**Provided material:**
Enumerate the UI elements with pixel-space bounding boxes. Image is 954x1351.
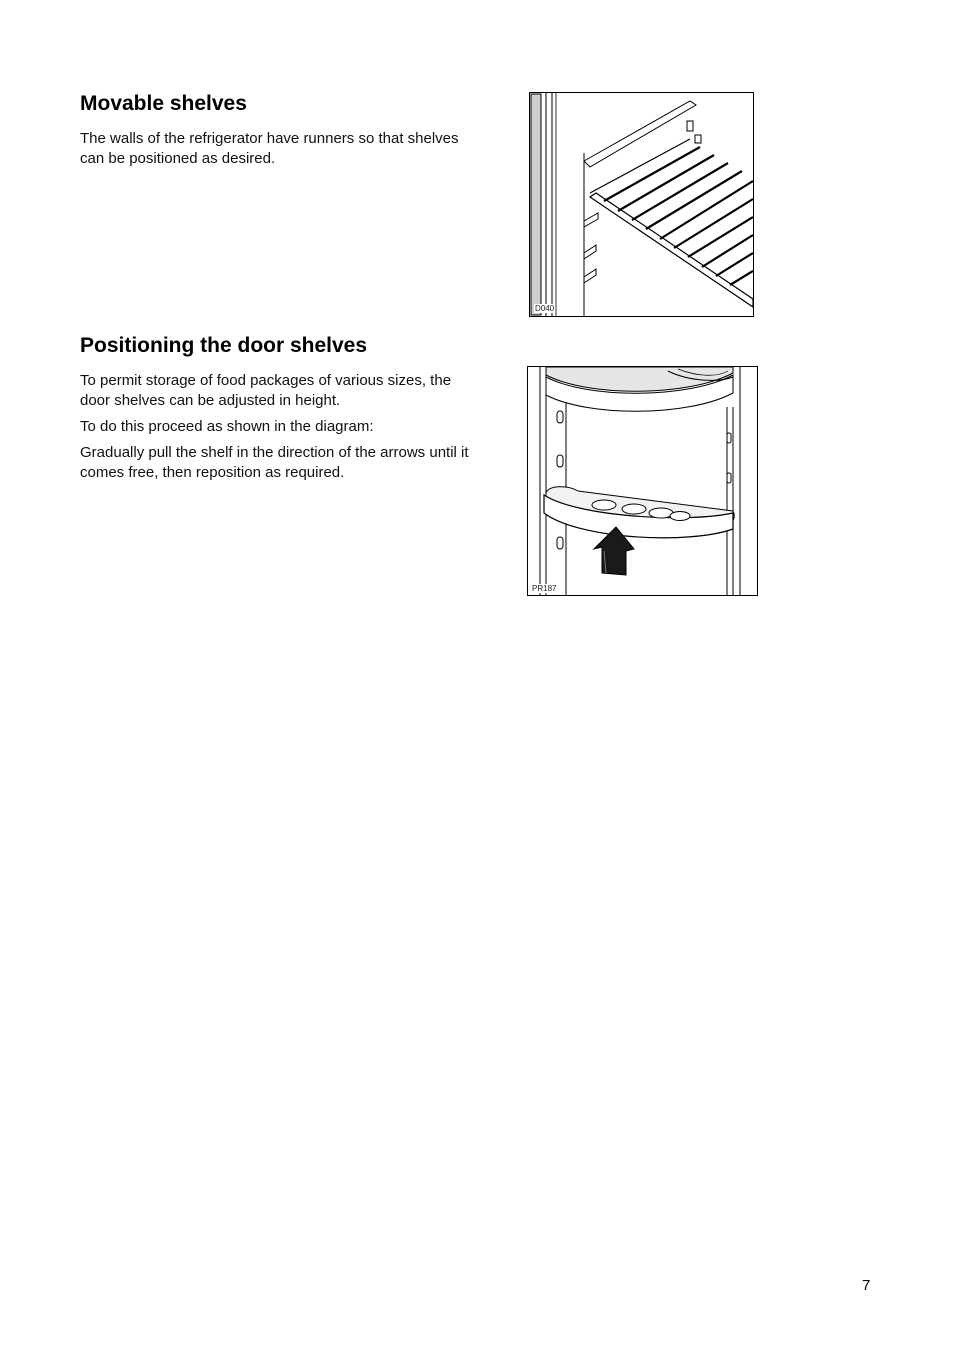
section-heading-door-shelves: Positioning the door shelves <box>80 334 368 357</box>
figure-code-label: D040 <box>535 304 555 313</box>
section-heading-movable-shelves: Movable shelves <box>80 92 247 115</box>
door-shelves-text-3: Gradually pull the shelf in the direction of the arrows until it comes free, then reposition as required. <box>80 444 469 481</box>
door-shelves-text-1: To permit storage of food packages of various sizes, the door shelves can be adjusted in height. <box>80 372 452 409</box>
page-number: 7 <box>862 1277 871 1294</box>
movable-shelves-text: The walls of the refrigerator have runners so that shelves can be positioned as desired. <box>80 130 459 167</box>
door-shelf-drawing <box>528 367 757 595</box>
movable-shelf-illustration <box>529 92 754 317</box>
door-shelves-text-2: To do this proceed as shown in the diagram: <box>80 418 374 435</box>
figure-code-label: PR187 <box>532 584 557 593</box>
shelf-drawing <box>530 93 753 316</box>
door-shelf-illustration <box>527 366 758 596</box>
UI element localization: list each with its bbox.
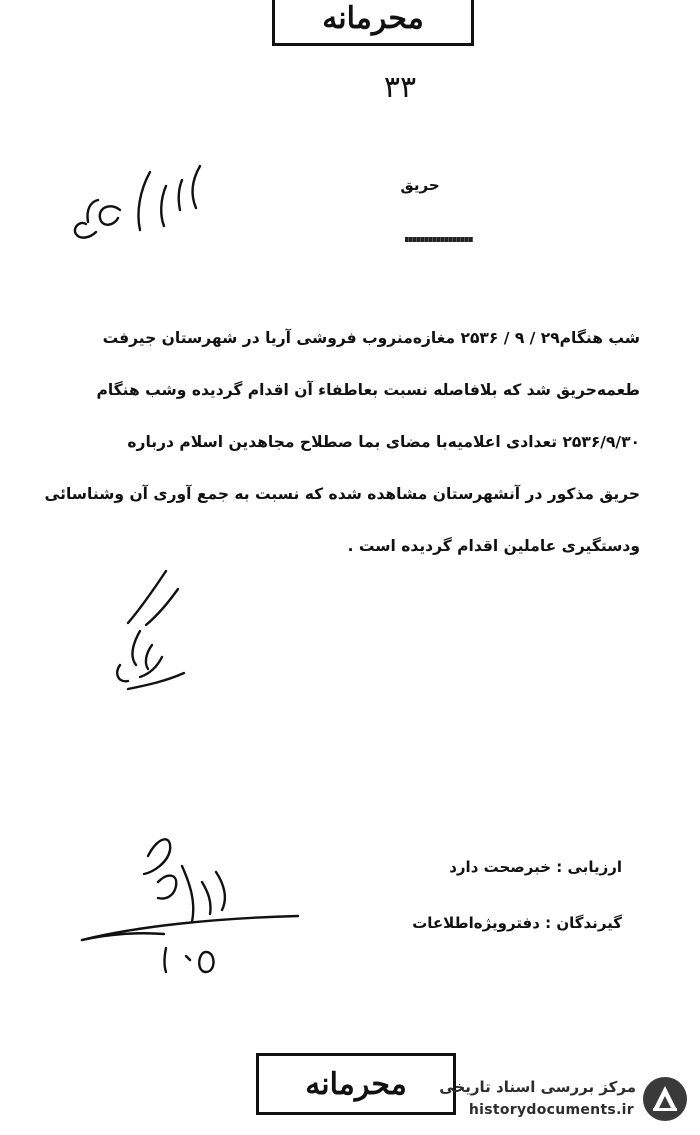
watermark-site: historydocuments.ir — [468, 1102, 634, 1118]
document-subject: حریق — [400, 176, 440, 194]
watermark-name: مرکز بررسی اسناد تاریخی — [439, 1078, 636, 1096]
classification-stamp-top: محرمانه — [272, 0, 474, 46]
evaluation-line: ارزیابی : خبرصحت دارد — [449, 858, 622, 876]
handwritten-signature-bottom — [78, 826, 308, 986]
body-line-1: شب هنگام۲۹ / ۹ / ۲۵۳۶ مغازه‌منروب فروشی آریا در شهرستان جیرفت — [102, 329, 640, 347]
body-line-5: ودستگیری عاملین اقدام گردیده است . — [347, 537, 640, 555]
body-line-3: ۲۵۳۶/۹/۳۰ تعدادی اعلامیه‌با مضای بما صطلاح مجاهدین اسلام درباره — [127, 433, 640, 451]
body-line-4: حریق مذکور در آنشهرستان مشاهده شده که نسبت به جمع آوری آن وشناسائی — [44, 485, 640, 503]
report-body — [44, 312, 640, 572]
body-line-2: طعمه‌حریق شد که بلافاصله نسبت بعاطفاء آن اقدام گردیده وشب هنگام — [96, 381, 640, 399]
page-number: ۳۳ — [383, 70, 417, 105]
recipients-line: گیرندگان : دفترویژه‌اطلاعات — [412, 914, 622, 932]
handwritten-note-top — [70, 160, 220, 255]
subject-underline — [405, 237, 473, 242]
archive-logo-icon — [640, 1074, 690, 1124]
archive-watermark — [430, 1070, 692, 1130]
classification-stamp-bottom: محرمانه — [256, 1053, 456, 1115]
handwritten-signature-middle — [100, 565, 210, 695]
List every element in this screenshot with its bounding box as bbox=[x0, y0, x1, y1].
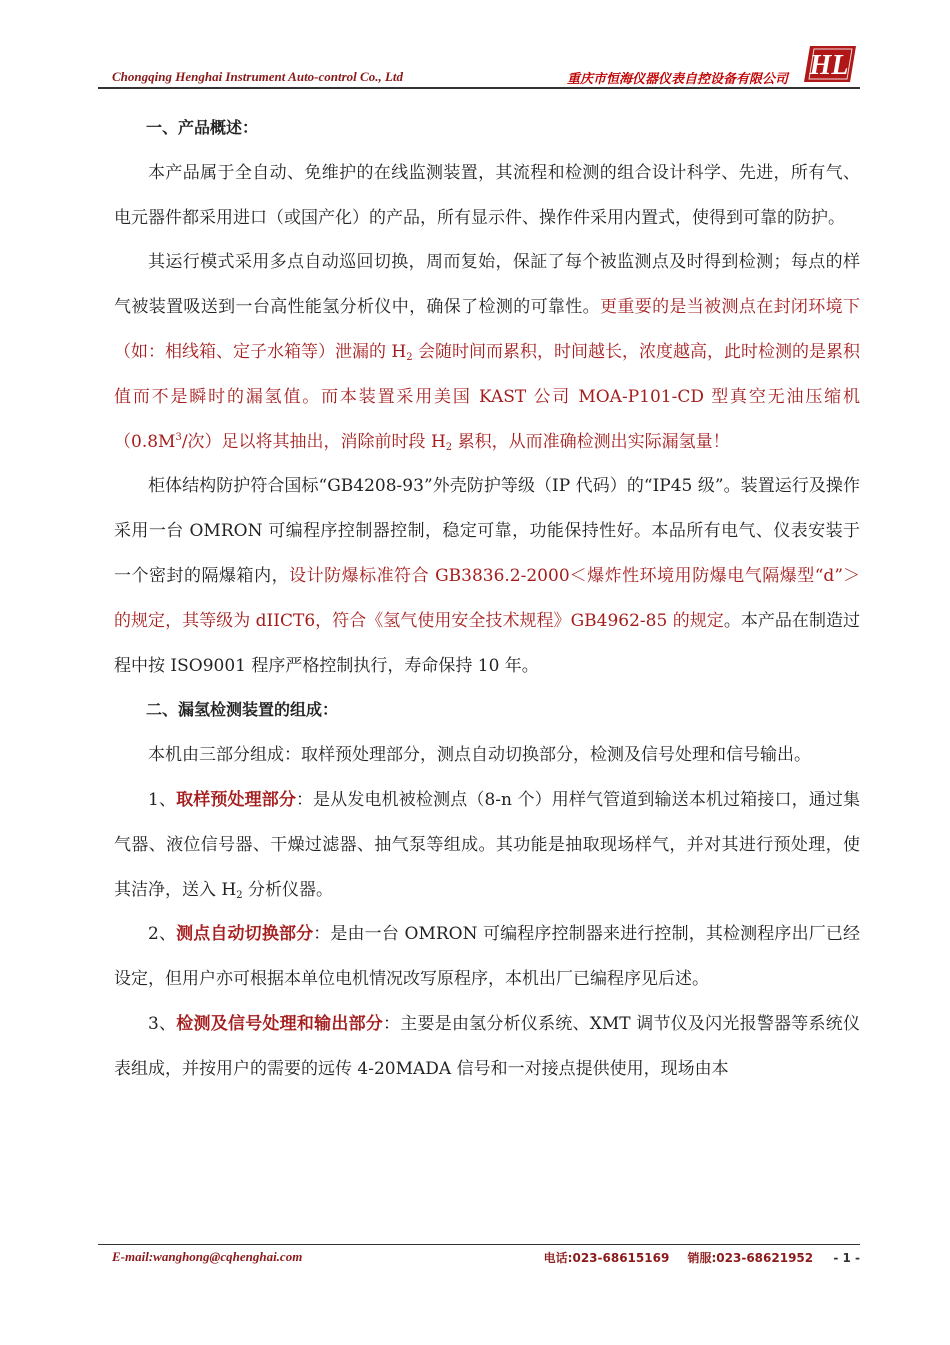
section-title-overview: 一、产品概述： bbox=[146, 118, 259, 137]
company-logo bbox=[800, 44, 858, 84]
document-body bbox=[114, 106, 860, 1092]
highlight-text: 更重要的是当被测点在封闭环境下（如：相线箱、定子水箱等）泄漏的 $H_2$ 会随时间而累积，时间越长，浓度越高，此时检测的是累积值而不是瞬时的漏氢值。而本装置采用美国 KAST 公司 MOA-P101-CD 型真空无油压缩机（$0.8M^3/$次）足以将其抽出，消除前时段 $H_2$ 累积，从而准确检测出实际漏氢量！ bbox=[114, 297, 861, 453]
list-item-sampling: 1、取样预处理部分：是从发电机被检测点（8-n 个）用样气管道到输送本机过箱接口，通过集气器、液位信号器、干燥过滤器、抽气泵等组成。其功能是抽取现场样气，并对其进行预处理，使其洁净，送入 $H_2$ 分析仪器。 bbox=[114, 789, 860, 901]
list-item-switching: 2、测点自动切换部分：是由一台 OMRON 可编程序控制器来进行控制，其检测程序出厂已经设定，但用户亦可根据本单位电机情况改写原程序，本机出厂已编程序见后述。 bbox=[114, 924, 860, 990]
paragraph-overview: 本产品属于全自动、免维护的在线监测装置，其流程和检测的组合设计科学、先进，所有气、电元器件都采用进口（或国产化）的产品，所有显示件、操作件采用内置式，使得到可靠的防护。 bbox=[114, 162, 860, 228]
logo-text: HL bbox=[809, 50, 849, 81]
footer-phone: 电话:023-68615169 bbox=[543, 1251, 670, 1265]
item-label: 取样预处理部分 bbox=[176, 789, 297, 810]
paragraph-composition: 本机由三部分组成：取样预处理部分，测点自动切换部分，检测及信号处理和信号输出。 bbox=[148, 745, 811, 766]
company-name-cn: 重庆市恒海仪器仪表自控设备有限公司 bbox=[566, 72, 788, 87]
company-name-en: Chongqing Henghai Instrument Auto-control Co., Ltd bbox=[112, 69, 404, 84]
page-number: - 1 - bbox=[833, 1251, 860, 1265]
list-item-detection: 3、检测及信号处理和输出部分：主要是由氢分析仪系统、XMT 调节仪及闪光报警器等系统仪表组成，并按用户的需要的远传 4-20MADA 信号和一对接点提供使用，现场由本 bbox=[114, 1013, 860, 1079]
item-label: 测点自动切换部分 bbox=[176, 924, 314, 945]
item-label: 检测及信号处理和输出部分 bbox=[176, 1013, 384, 1034]
header-rule bbox=[98, 87, 860, 89]
footer-sales: 销服:023-68621952 bbox=[687, 1251, 814, 1265]
footer-email: E-mail:wanghong@cqhenghai.com bbox=[112, 1249, 303, 1264]
footer-contacts bbox=[530, 1249, 860, 1266]
highlight-text: 设计防爆标准符合 GB3836.2-2000＜爆炸性环境用防爆电气隔爆型“d”＞的规定，其等级为 dIICT6，符合《氢气使用安全技术规程》GB4962-85 的规定 bbox=[114, 565, 861, 631]
page-footer bbox=[98, 1249, 860, 1269]
page-header bbox=[98, 44, 860, 88]
paragraph-enclosure: 柜体结构防护符合国标“GB4208-93”外壳防护等级（IP 代码）的“IP45 级”。装置运行及操作采用一台 OMRON 可编程序控制器控制，稳定可靠，功能保持性好。本品所有电气、仪表安装于一个密封的隔爆箱内，设计防爆标准符合 GB3836.2-2000＜爆炸性环境用防爆电气隔爆型“d”＞的规定，其等级为 dIICT6，符合《氢气使用安全技术规程》GB4962-85 的规定。本产品在制造过程中按 ISO9001 程序严格控制执行，寿命保持 10 年。 bbox=[114, 476, 861, 676]
paragraph-operation-mode: 其运行模式采用多点自动巡回切换，周而复始，保証了每个被监测点及时得到检测；每点的样气被装置吸送到一台高性能氢分析仪中，确保了检测的可靠性。更重要的是当被测点在封闭环境下（如：相线箱、定子水箱等）泄漏的 $H_2$ 会随时间而累积，时间越长，浓度越高，此时检测的是累积值而不是瞬时的漏氢值。而本装置采用美国 KAST 公司 MOA-P101-CD 型真空无油压缩机（$0.8M^3/$次）足以将其抽出，消除前时段 $H_2$ 累积，从而准确检测出实际漏氢量！ bbox=[114, 252, 861, 453]
footer-rule bbox=[98, 1244, 860, 1245]
section-title-composition: 二、漏氢检测装置的组成： bbox=[146, 700, 339, 720]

**Exercise details:** Reproduce the listing line by line, substituting "fridge" for every occurrence of "refrigerator" and leaving everything else unchanged. Omit the pictures.

**Output for this exercise:**
Enumerate the UI elements with pixel-space bounding boxes. Image is 954x1351.
section-heading-door-shelves: Positioning the door shelves <box>80 334 368 357</box>
figure-code-label: D040 <box>535 304 555 313</box>
section-heading-movable-shelves: Movable shelves <box>80 92 247 115</box>
door-shelves-text-3: Gradually pull the shelf in the direction of the arrows until it comes free, then reposition as required. <box>80 444 469 481</box>
door-shelves-text-1: To permit storage of food packages of various sizes, the door shelves can be adjusted in height. <box>80 372 452 409</box>
page-number: 7 <box>862 1277 871 1294</box>
movable-shelves-text: The walls of the fridge have runners so that shelves can be positioned as desired. <box>80 130 459 167</box>
door-shelf-drawing <box>528 367 757 595</box>
movable-shelf-illustration <box>529 92 754 317</box>
door-shelves-text-2: To do this proceed as shown in the diagram: <box>80 418 374 435</box>
figure-code-label: PR187 <box>532 584 557 593</box>
shelf-drawing <box>530 93 753 316</box>
door-shelf-illustration <box>527 366 758 596</box>
UI element localization: list each with its bbox.
watermark-site: historydocuments.ir — [468, 1102, 634, 1118]
document-subject: حریق — [400, 176, 440, 194]
watermark-name: مرکز بررسی اسناد تاریخی — [439, 1078, 636, 1096]
classification-stamp-top: محرمانه — [272, 0, 474, 46]
evaluation-line: ارزیابی : خبرصحت دارد — [449, 858, 622, 876]
handwritten-signature-bottom — [78, 826, 308, 986]
body-line-1: شب هنگام۲۹ / ۹ / ۲۵۳۶ مغازه‌منروب فروشی آریا در شهرستان جیرفت — [102, 329, 640, 347]
body-line-5: ودستگیری عاملین اقدام گردیده است . — [347, 537, 640, 555]
body-line-3: ۲۵۳۶/۹/۳۰ تعدادی اعلامیه‌با مضای بما صطلاح مجاهدین اسلام درباره — [127, 433, 640, 451]
body-line-4: حریق مذکور در آنشهرستان مشاهده شده که نسبت به جمع آوری آن وشناسائی — [44, 485, 640, 503]
report-body — [44, 312, 640, 572]
body-line-2: طعمه‌حریق شد که بلافاصله نسبت بعاطفاء آن اقدام گردیده وشب هنگام — [96, 381, 640, 399]
page-number: ۳۳ — [383, 70, 417, 105]
recipients-line: گیرندگان : دفترویژه‌اطلاعات — [412, 914, 622, 932]
handwritten-note-top — [70, 160, 220, 255]
subject-underline — [405, 237, 473, 242]
archive-logo-icon — [640, 1074, 690, 1124]
archive-watermark — [430, 1070, 692, 1130]
classification-stamp-bottom: محرمانه — [256, 1053, 456, 1115]
handwritten-signature-middle — [100, 565, 210, 695]
List every element in this screenshot with its bounding box as bbox=[x0, y0, x1, y1].
section-title-overview: 一、产品概述： bbox=[146, 118, 259, 137]
company-logo bbox=[800, 44, 858, 84]
document-body bbox=[114, 106, 860, 1092]
highlight-text: 更重要的是当被测点在封闭环境下（如：相线箱、定子水箱等）泄漏的 $H_2$ 会随时间而累积，时间越长，浓度越高，此时检测的是累积值而不是瞬时的漏氢值。而本装置采用美国 KAST 公司 MOA-P101-CD 型真空无油压缩机（$0.8M^3/$次）足以将其抽出，消除前时段 $H_2$ 累积，从而准确检测出实际漏氢量！ bbox=[114, 297, 861, 453]
list-item-sampling: 1、取样预处理部分：是从发电机被检测点（8-n 个）用样气管道到输送本机过箱接口，通过集气器、液位信号器、干燥过滤器、抽气泵等组成。其功能是抽取现场样气，并对其进行预处理，使其洁净，送入 $H_2$ 分析仪器。 bbox=[114, 789, 860, 901]
list-item-switching: 2、测点自动切换部分：是由一台 OMRON 可编程序控制器来进行控制，其检测程序出厂已经设定，但用户亦可根据本单位电机情况改写原程序，本机出厂已编程序见后述。 bbox=[114, 924, 860, 990]
paragraph-overview: 本产品属于全自动、免维护的在线监测装置，其流程和检测的组合设计科学、先进，所有气、电元器件都采用进口（或国产化）的产品，所有显示件、操作件采用内置式，使得到可靠的防护。 bbox=[114, 162, 860, 228]
logo-text: HL bbox=[809, 50, 849, 81]
footer-phone: 电话:023-68615169 bbox=[543, 1251, 670, 1265]
item-label: 取样预处理部分 bbox=[176, 789, 297, 810]
paragraph-composition: 本机由三部分组成：取样预处理部分，测点自动切换部分，检测及信号处理和信号输出。 bbox=[148, 745, 811, 766]
company-name-cn: 重庆市恒海仪器仪表自控设备有限公司 bbox=[566, 72, 788, 87]
company-name-en: Chongqing Henghai Instrument Auto-control Co., Ltd bbox=[112, 69, 404, 84]
page-number: - 1 - bbox=[833, 1251, 860, 1265]
list-item-detection: 3、检测及信号处理和输出部分：主要是由氢分析仪系统、XMT 调节仪及闪光报警器等系统仪表组成，并按用户的需要的远传 4-20MADA 信号和一对接点提供使用，现场由本 bbox=[114, 1013, 860, 1079]
item-label: 测点自动切换部分 bbox=[176, 924, 314, 945]
item-label: 检测及信号处理和输出部分 bbox=[176, 1013, 384, 1034]
header-rule bbox=[98, 87, 860, 89]
footer-sales: 销服:023-68621952 bbox=[687, 1251, 814, 1265]
footer-email: E-mail:wanghong@cqhenghai.com bbox=[112, 1249, 303, 1264]
footer-contacts bbox=[530, 1249, 860, 1266]
highlight-text: 设计防爆标准符合 GB3836.2-2000＜爆炸性环境用防爆电气隔爆型“d”＞的规定，其等级为 dIICT6，符合《氢气使用安全技术规程》GB4962-85 的规定 bbox=[114, 565, 861, 631]
page-footer bbox=[98, 1249, 860, 1269]
page-header bbox=[98, 44, 860, 88]
paragraph-enclosure: 柜体结构防护符合国标“GB4208-93”外壳防护等级（IP 代码）的“IP45 级”。装置运行及操作采用一台 OMRON 可编程序控制器控制，稳定可靠，功能保持性好。本品所有电气、仪表安装于一个密封的隔爆箱内，设计防爆标准符合 GB3836.2-2000＜爆炸性环境用防爆电气隔爆型“d”＞的规定，其等级为 dIICT6，符合《氢气使用安全技术规程》GB4962-85 的规定。本产品在制造过程中按 ISO9001 程序严格控制执行，寿命保持 10 年。 bbox=[114, 476, 861, 676]
paragraph-operation-mode: 其运行模式采用多点自动巡回切换，周而复始，保証了每个被监测点及时得到检测；每点的样气被装置吸送到一台高性能氢分析仪中，确保了检测的可靠性。更重要的是当被测点在封闭环境下（如：相线箱、定子水箱等）泄漏的 $H_2$ 会随时间而累积，时间越长，浓度越高，此时检测的是累积值而不是瞬时的漏氢值。而本装置采用美国 KAST 公司 MOA-P101-CD 型真空无油压缩机（$0.8M^3/$次）足以将其抽出，消除前时段 $H_2$ 累积，从而准确检测出实际漏氢量！ bbox=[114, 252, 861, 453]
footer-rule bbox=[98, 1244, 860, 1245]
section-title-composition: 二、漏氢检测装置的组成： bbox=[146, 700, 339, 720]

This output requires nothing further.